Task prompt:
Please retype the data in full and exactly; the pictures are not part of the copy.

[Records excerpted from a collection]
——

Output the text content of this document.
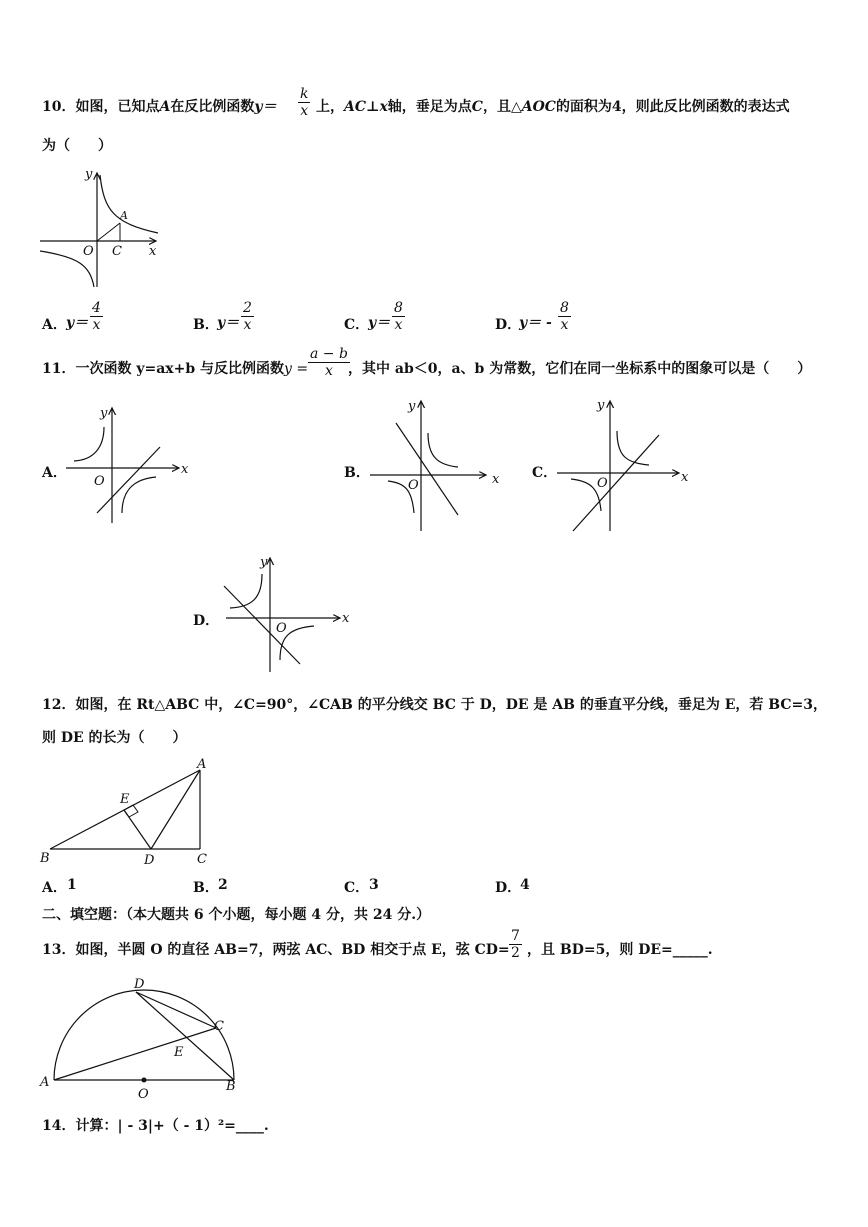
10．如图，已知点A在反比例函数$y= \frac{k}{x}$ 上，AC⊥x轴，垂足为点C，且△AOC的面积为4，则此反比例函数的表达式
为（　　）
y
x
O C
A
A． $y= \frac{4}{x}$	B．
$y= \frac{2}{x}$	C．
$y= \frac{8}{x}$	D．
$y= - \frac{8}{x}$
11．一次函数 y=ax+b 与反比例函数 $y = \frac{a - b}{x}$
，其中 ab＜0，a、b 为常数，它们在同一坐标系中的图象可以是（　　）
A．
y
x
O
B．
y
x
O
C．
y
x
O
D．
y
x
O
12．如图，在 Rt△ABC 中，∠C=90°，∠CAB 的平分线交 BC 于 D，DE 是 AB 的垂直平分线，垂足为 E，若 BC=3，
则 DE 的长为（　　）
A
B	C
D
E
A． 1	B． 2	C． 3	D．
4
二、填空题：（本大题共 6 个小题，每小题 4 分，共 24 分.）
13．如图，半圆 O 的直径 AB=7，两弦 AC、BD 相交于点 E，弦 $CD= \frac{7}{2}$ ，且 BD=5，则 DE=_____.
A	B
C
D
E
O
14．计算：| - 3|+（ - 1）²=____.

——

The solution:
Output the text content of this document.
10．如图，已知点A在反比例函数$y= \frac{k}{x}$ 上，AC⊥x轴，垂足为点C，且△AOC的面积为4，则此反比例函数的表达式
为（　　）
y
x
O C
A
A． $y= \frac{4}{x}$	B．
$y= \frac{2}{x}$	C．
$y= \frac{8}{x}$	D．
$y= - \frac{8}{x}$
11．一次函数 y=ax+b 与反比例函数 $y = \frac{a - b}{x}$
，其中 ab＜0，a、b 为常数，它们在同一坐标系中的图象可以是（　　）
A．
y
x
O
B．
y
x
O
C．
y
x
O
D．
y
x
O
12．如图，在 Rt△ABC 中，∠C=90°，∠CAB 的平分线交 BC 于 D，DE 是 AB 的垂直平分线，垂足为 E，若 BC=3，
则 DE 的长为（　　）
A
B	C
D
E
A． 1	B． 2	C． 3	D．
4
二、填空题：（本大题共 6 个小题，每小题 4 分，共 24 分.）
13．如图，半圆 O 的直径 AB=7，两弦 AC、BD 相交于点 E，弦 $CD= \frac{7}{2}$ ，且 BD=5，则 DE=_____.
A	B
C
D
E
O
14．计算：| - 3|+（ - 1）²=____.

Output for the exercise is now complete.